> Goal of the exercise: Identify, in the records below, every line where the string "this" appears, and copy each such line.

[Dataset records]
+ + + + +

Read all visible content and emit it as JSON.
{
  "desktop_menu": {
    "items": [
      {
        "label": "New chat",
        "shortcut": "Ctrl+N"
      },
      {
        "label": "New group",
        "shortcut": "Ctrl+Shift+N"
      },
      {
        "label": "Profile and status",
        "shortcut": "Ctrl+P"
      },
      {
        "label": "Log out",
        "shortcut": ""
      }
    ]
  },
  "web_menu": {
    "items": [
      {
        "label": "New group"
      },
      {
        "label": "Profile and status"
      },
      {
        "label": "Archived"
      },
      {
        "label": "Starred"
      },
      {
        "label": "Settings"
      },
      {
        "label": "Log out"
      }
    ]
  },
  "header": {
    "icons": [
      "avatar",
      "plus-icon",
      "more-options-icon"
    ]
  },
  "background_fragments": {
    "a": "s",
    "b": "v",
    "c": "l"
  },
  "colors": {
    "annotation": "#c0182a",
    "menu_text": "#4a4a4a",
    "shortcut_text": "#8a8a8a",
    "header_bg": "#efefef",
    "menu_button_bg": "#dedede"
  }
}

+ + + + +

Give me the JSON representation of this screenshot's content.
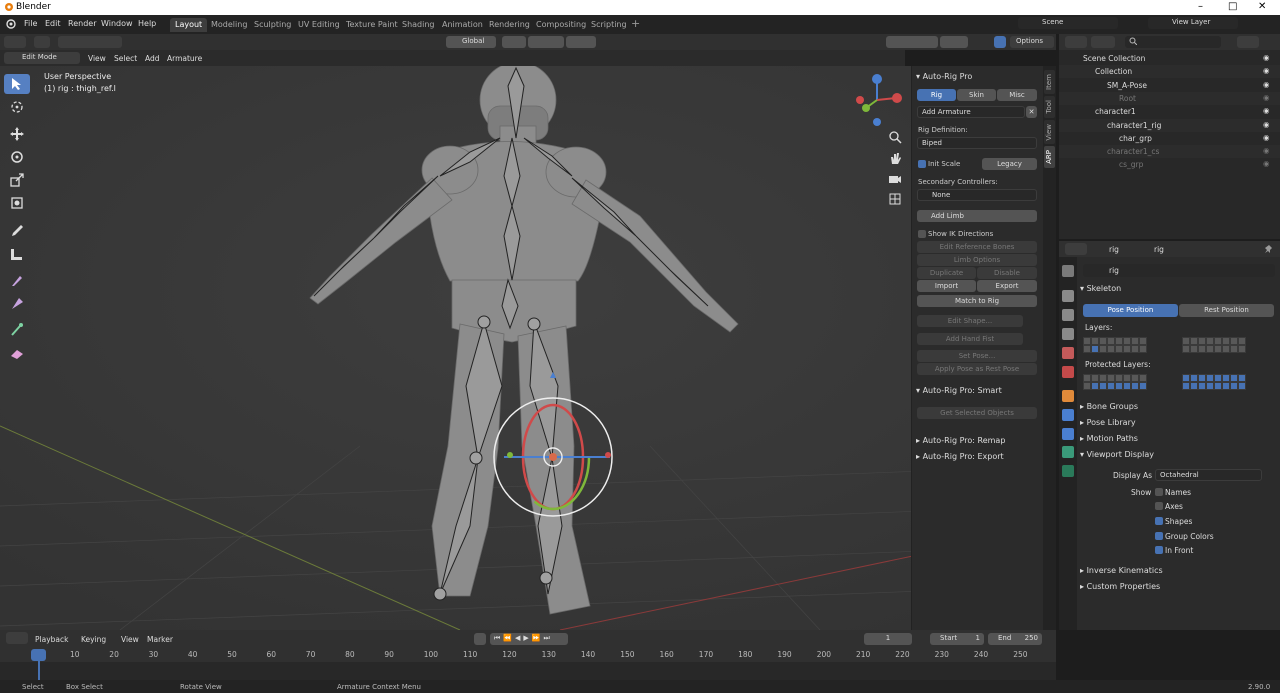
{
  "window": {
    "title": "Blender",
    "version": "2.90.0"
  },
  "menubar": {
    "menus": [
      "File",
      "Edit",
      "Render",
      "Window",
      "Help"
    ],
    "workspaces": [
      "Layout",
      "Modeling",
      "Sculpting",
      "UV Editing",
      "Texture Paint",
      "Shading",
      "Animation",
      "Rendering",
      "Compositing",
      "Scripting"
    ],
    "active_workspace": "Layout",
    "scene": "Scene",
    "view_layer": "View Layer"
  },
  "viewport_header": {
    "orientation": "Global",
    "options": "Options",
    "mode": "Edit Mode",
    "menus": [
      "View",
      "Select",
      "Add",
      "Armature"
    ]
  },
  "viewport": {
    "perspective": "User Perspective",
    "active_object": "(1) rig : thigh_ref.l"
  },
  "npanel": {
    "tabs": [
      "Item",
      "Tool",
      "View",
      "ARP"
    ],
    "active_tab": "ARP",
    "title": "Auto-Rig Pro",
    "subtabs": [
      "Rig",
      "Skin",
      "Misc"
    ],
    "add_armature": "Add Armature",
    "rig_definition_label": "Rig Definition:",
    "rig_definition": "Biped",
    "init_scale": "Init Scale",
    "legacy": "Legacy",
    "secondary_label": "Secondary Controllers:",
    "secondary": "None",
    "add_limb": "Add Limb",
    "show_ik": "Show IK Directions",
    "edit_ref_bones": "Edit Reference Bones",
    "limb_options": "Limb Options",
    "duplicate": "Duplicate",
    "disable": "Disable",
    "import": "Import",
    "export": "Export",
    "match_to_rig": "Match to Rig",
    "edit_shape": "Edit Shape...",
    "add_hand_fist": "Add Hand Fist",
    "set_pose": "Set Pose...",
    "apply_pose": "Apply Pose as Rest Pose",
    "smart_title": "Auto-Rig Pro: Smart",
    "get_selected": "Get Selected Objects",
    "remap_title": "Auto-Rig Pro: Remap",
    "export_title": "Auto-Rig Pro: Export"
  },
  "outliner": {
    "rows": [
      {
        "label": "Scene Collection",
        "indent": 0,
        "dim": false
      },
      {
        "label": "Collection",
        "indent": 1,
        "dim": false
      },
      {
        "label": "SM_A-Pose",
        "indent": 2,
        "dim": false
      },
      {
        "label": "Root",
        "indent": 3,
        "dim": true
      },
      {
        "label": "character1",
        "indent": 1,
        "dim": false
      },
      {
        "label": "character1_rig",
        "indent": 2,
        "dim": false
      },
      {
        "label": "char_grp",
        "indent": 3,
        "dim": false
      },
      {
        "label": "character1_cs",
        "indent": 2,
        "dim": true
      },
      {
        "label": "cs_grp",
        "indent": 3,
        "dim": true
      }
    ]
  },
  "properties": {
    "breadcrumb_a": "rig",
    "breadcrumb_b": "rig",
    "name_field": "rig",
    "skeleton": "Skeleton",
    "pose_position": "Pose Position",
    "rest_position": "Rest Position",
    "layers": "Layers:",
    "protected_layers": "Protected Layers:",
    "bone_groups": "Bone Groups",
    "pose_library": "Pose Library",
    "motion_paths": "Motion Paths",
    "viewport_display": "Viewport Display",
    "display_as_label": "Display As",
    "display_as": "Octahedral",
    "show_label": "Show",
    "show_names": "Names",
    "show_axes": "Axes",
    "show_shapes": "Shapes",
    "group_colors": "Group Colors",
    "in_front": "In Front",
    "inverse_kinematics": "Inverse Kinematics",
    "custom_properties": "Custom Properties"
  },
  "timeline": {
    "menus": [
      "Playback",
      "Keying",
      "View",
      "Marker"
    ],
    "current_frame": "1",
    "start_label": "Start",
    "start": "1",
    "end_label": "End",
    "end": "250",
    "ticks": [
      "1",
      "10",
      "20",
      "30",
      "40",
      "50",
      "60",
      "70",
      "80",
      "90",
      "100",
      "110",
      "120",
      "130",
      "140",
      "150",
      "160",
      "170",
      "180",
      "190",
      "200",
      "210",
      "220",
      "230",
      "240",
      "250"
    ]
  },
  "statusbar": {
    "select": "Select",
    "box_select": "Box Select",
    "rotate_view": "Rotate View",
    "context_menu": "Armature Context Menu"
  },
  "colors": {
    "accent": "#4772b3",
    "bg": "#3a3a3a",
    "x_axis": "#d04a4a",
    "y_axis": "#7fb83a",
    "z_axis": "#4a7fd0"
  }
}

+ + + + +

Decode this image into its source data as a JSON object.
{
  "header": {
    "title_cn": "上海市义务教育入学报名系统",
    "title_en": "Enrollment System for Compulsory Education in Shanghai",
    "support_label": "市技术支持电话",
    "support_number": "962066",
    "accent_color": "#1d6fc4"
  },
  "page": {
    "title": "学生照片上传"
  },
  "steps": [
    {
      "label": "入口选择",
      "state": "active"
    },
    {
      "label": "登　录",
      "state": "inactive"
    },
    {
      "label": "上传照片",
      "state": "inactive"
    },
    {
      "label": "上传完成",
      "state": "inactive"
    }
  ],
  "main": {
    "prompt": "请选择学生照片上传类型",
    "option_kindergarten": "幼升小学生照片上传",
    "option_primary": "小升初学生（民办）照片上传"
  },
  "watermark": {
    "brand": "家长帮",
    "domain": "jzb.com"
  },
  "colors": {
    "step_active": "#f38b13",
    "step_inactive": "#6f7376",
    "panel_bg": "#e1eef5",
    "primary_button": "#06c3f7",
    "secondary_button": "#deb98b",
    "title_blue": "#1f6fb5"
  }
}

+ + + + +

> Output:
Give me the JSON representation of this screenshot's content.
Decode this image into its source data as a JSON object.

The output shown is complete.